Work required: From the listing below, select every line where the word "ylabel" appears.

Entries:
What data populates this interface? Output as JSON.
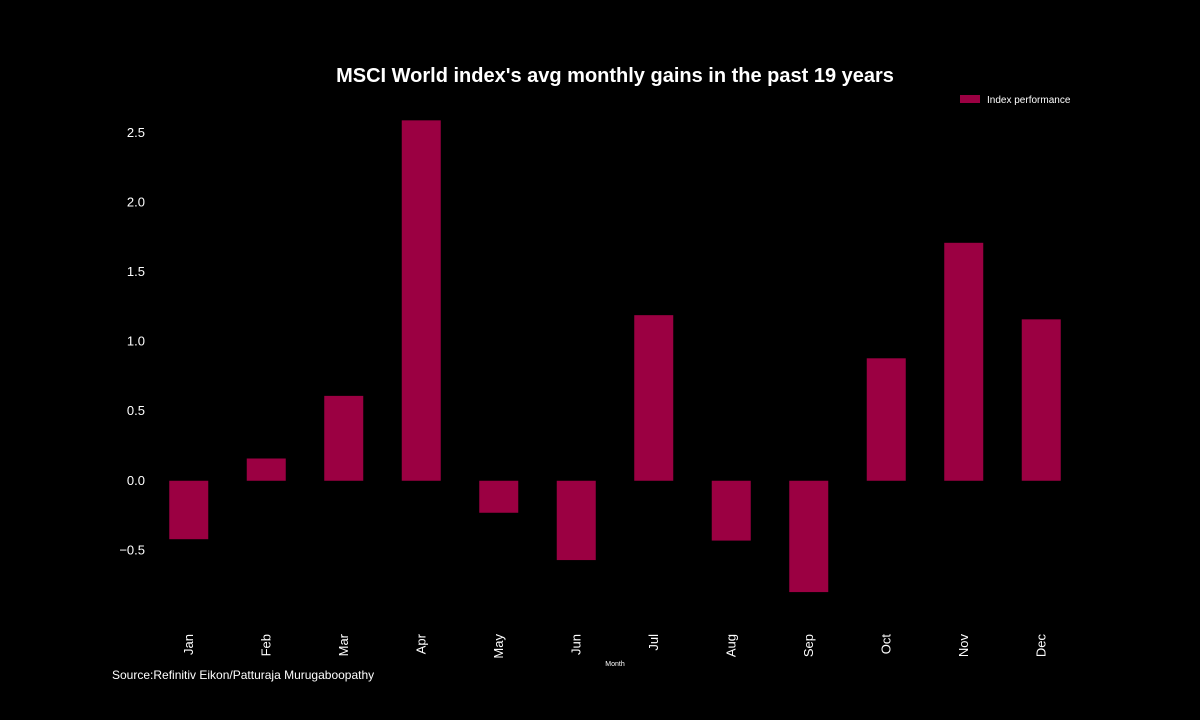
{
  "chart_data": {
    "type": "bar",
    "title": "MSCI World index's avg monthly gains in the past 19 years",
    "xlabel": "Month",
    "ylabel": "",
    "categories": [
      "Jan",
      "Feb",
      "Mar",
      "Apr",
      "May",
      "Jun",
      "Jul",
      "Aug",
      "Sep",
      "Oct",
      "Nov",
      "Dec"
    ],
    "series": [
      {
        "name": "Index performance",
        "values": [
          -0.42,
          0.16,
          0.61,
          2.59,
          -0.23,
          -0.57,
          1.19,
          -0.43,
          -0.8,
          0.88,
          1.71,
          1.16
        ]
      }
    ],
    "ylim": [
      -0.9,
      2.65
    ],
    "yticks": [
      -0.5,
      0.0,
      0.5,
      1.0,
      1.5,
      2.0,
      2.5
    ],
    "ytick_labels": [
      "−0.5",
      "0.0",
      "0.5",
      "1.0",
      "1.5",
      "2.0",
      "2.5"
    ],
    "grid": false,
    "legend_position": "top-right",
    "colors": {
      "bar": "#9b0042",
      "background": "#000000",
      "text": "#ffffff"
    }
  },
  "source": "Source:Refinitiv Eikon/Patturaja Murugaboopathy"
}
==
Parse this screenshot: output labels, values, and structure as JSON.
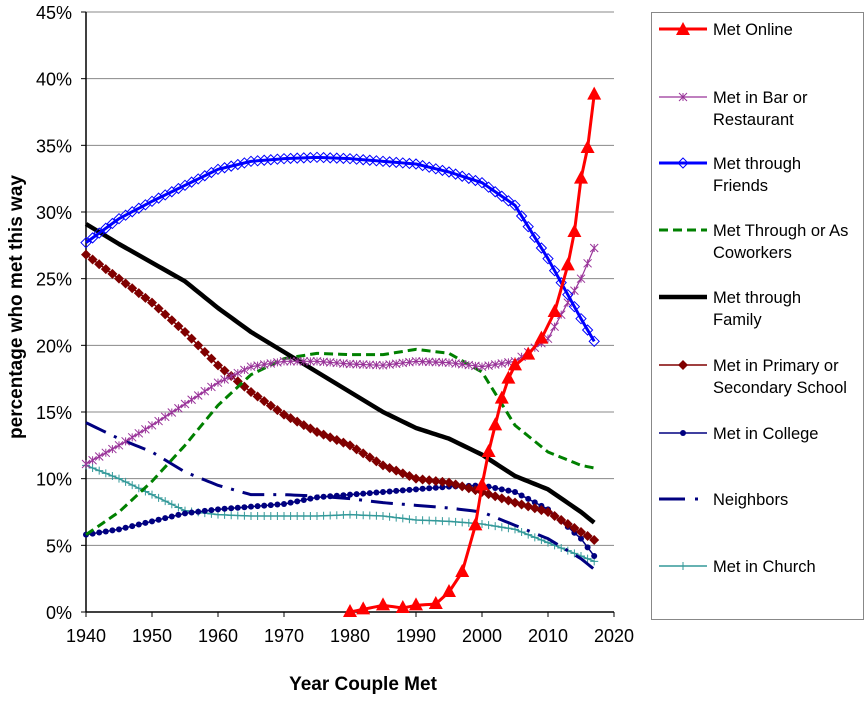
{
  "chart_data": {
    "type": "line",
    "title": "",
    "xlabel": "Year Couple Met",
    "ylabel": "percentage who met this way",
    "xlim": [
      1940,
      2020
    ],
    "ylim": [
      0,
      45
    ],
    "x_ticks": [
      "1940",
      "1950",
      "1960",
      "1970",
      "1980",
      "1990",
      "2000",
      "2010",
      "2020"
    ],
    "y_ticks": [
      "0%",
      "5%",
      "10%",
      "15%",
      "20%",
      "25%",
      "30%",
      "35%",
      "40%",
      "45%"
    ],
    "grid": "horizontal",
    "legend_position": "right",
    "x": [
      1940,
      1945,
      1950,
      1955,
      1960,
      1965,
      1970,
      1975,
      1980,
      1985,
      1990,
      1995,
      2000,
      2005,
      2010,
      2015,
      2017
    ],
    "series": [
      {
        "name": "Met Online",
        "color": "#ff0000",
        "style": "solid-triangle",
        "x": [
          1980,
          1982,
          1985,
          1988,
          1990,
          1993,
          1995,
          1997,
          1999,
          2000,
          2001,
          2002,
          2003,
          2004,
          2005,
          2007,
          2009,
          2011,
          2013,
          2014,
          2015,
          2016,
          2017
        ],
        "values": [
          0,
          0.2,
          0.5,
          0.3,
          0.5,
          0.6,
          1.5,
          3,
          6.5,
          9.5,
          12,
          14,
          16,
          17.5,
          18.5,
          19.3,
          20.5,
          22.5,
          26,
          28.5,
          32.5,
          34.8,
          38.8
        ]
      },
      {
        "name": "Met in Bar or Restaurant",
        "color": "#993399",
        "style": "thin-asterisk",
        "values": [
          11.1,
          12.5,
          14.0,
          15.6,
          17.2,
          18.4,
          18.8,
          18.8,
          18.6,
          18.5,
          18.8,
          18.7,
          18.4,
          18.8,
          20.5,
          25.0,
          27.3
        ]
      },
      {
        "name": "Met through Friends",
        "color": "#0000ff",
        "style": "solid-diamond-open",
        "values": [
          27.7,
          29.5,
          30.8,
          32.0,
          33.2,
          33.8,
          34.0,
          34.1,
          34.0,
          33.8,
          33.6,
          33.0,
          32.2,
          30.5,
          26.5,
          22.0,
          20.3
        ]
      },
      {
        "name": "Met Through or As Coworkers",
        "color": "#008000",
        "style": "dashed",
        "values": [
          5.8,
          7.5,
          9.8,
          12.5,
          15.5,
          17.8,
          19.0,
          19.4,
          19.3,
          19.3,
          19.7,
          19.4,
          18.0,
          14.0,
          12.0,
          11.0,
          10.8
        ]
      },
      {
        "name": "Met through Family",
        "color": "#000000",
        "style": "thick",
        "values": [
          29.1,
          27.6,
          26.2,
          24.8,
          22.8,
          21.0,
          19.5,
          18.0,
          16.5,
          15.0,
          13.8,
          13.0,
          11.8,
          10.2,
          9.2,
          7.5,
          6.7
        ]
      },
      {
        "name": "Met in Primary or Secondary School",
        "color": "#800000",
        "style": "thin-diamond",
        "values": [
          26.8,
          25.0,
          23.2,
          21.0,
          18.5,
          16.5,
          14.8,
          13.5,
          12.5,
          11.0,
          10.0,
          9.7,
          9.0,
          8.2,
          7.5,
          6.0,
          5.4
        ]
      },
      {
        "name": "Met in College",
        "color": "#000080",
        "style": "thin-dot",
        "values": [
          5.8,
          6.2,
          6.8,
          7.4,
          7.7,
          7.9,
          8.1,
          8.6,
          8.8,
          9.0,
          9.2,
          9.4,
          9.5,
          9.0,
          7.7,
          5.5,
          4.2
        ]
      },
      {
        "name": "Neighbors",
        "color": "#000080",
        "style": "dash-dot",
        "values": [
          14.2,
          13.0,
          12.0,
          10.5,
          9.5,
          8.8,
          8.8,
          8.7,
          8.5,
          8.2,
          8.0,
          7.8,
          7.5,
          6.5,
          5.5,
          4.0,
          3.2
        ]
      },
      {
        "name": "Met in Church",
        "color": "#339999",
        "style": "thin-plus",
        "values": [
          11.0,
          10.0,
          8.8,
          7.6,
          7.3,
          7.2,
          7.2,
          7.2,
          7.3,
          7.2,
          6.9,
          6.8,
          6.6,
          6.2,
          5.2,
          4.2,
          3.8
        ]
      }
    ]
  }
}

Completed task:
    "ylabel": "",
    "ylabel": "percentage who met this way",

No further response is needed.